Images are not part of the copy; transcribe all the data exactly.

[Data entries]
** BEGIN **

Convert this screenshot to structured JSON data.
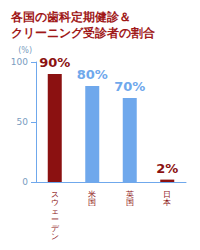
{
  "chart_data": {
    "type": "bar",
    "title": "各国の歯科定期健診＆\nクリーニング受診者の割合",
    "y_label": "(%)",
    "categories": [
      "スウェーデン",
      "米国",
      "英国",
      "日本"
    ],
    "values": [
      90,
      80,
      70,
      2
    ],
    "value_labels": [
      "90%",
      "80%",
      "70%",
      "2%"
    ],
    "colors": [
      "#8b1111",
      "#6fa8ec",
      "#6fa8ec",
      "#8b1111"
    ],
    "ylim": [
      0,
      100
    ],
    "yticks": [
      0,
      50,
      100
    ],
    "grid": false,
    "data_labels": true
  }
}
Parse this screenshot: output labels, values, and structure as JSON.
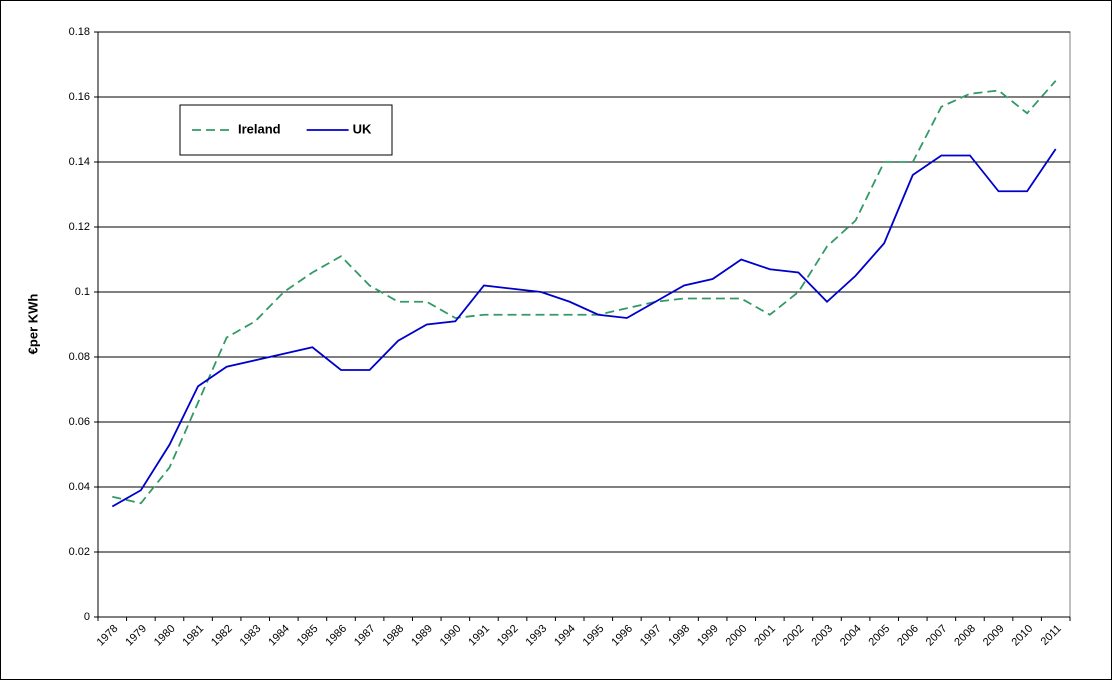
{
  "chart_data": {
    "type": "line",
    "y_label": "€per KWh",
    "categories": [
      "1978",
      "1979",
      "1980",
      "1981",
      "1982",
      "1983",
      "1984",
      "1985",
      "1986",
      "1987",
      "1988",
      "1989",
      "1990",
      "1991",
      "1992",
      "1993",
      "1994",
      "1995",
      "1996",
      "1997",
      "1998",
      "1999",
      "2000",
      "2001",
      "2002",
      "2003",
      "2004",
      "2005",
      "2006",
      "2007",
      "2008",
      "2009",
      "2010",
      "2011"
    ],
    "series": [
      {
        "name": "Ireland",
        "color": "#339966",
        "dashed": true,
        "values": [
          0.037,
          0.035,
          0.046,
          0.066,
          0.086,
          0.091,
          0.1,
          0.106,
          0.111,
          0.102,
          0.097,
          0.097,
          0.092,
          0.093,
          0.093,
          0.093,
          0.093,
          0.093,
          0.095,
          0.097,
          0.098,
          0.098,
          0.098,
          0.093,
          0.1,
          0.114,
          0.122,
          0.14,
          0.14,
          0.157,
          0.161,
          0.162,
          0.155,
          0.165
        ]
      },
      {
        "name": "UK",
        "color": "#0000cc",
        "dashed": false,
        "values": [
          0.034,
          0.039,
          0.053,
          0.071,
          0.077,
          0.079,
          0.081,
          0.083,
          0.076,
          0.076,
          0.085,
          0.09,
          0.091,
          0.102,
          0.101,
          0.1,
          0.097,
          0.093,
          0.092,
          0.097,
          0.102,
          0.104,
          0.11,
          0.107,
          0.106,
          0.097,
          0.105,
          0.115,
          0.136,
          0.142,
          0.142,
          0.131,
          0.131,
          0.144
        ]
      }
    ],
    "ylim": [
      0,
      0.18
    ],
    "yticks": [
      0,
      0.02,
      0.04,
      0.06,
      0.08,
      0.1,
      0.12,
      0.14,
      0.16,
      0.18
    ],
    "grid": true,
    "legend": "upper left"
  }
}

** END **

▶ The result:
Convert this screenshot to structured JSON data.
{
  "chart_data": {
    "type": "bar",
    "title": "各国の歯科定期健診＆\nクリーニング受診者の割合",
    "y_label": "(%)",
    "categories": [
      "スウェーデン",
      "米国",
      "英国",
      "日本"
    ],
    "values": [
      90,
      80,
      70,
      2
    ],
    "value_labels": [
      "90%",
      "80%",
      "70%",
      "2%"
    ],
    "colors": [
      "#8b1111",
      "#6fa8ec",
      "#6fa8ec",
      "#8b1111"
    ],
    "ylim": [
      0,
      100
    ],
    "yticks": [
      0,
      50,
      100
    ],
    "grid": false,
    "data_labels": true
  }
}
Parse this screenshot: output labels, values, and structure as JSON.
{
  "chart_data": {
    "type": "line",
    "y_label": "€per KWh",
    "categories": [
      "1978",
      "1979",
      "1980",
      "1981",
      "1982",
      "1983",
      "1984",
      "1985",
      "1986",
      "1987",
      "1988",
      "1989",
      "1990",
      "1991",
      "1992",
      "1993",
      "1994",
      "1995",
      "1996",
      "1997",
      "1998",
      "1999",
      "2000",
      "2001",
      "2002",
      "2003",
      "2004",
      "2005",
      "2006",
      "2007",
      "2008",
      "2009",
      "2010",
      "2011"
    ],
    "series": [
      {
        "name": "Ireland",
        "color": "#339966",
        "dashed": true,
        "values": [
          0.037,
          0.035,
          0.046,
          0.066,
          0.086,
          0.091,
          0.1,
          0.106,
          0.111,
          0.102,
          0.097,
          0.097,
          0.092,
          0.093,
          0.093,
          0.093,
          0.093,
          0.093,
          0.095,
          0.097,
          0.098,
          0.098,
          0.098,
          0.093,
          0.1,
          0.114,
          0.122,
          0.14,
          0.14,
          0.157,
          0.161,
          0.162,
          0.155,
          0.165
        ]
      },
      {
        "name": "UK",
        "color": "#0000cc",
        "dashed": false,
        "values": [
          0.034,
          0.039,
          0.053,
          0.071,
          0.077,
          0.079,
          0.081,
          0.083,
          0.076,
          0.076,
          0.085,
          0.09,
          0.091,
          0.102,
          0.101,
          0.1,
          0.097,
          0.093,
          0.092,
          0.097,
          0.102,
          0.104,
          0.11,
          0.107,
          0.106,
          0.097,
          0.105,
          0.115,
          0.136,
          0.142,
          0.142,
          0.131,
          0.131,
          0.144
        ]
      }
    ],
    "ylim": [
      0,
      0.18
    ],
    "yticks": [
      0,
      0.02,
      0.04,
      0.06,
      0.08,
      0.1,
      0.12,
      0.14,
      0.16,
      0.18
    ],
    "grid": true,
    "legend": "upper left"
  }
}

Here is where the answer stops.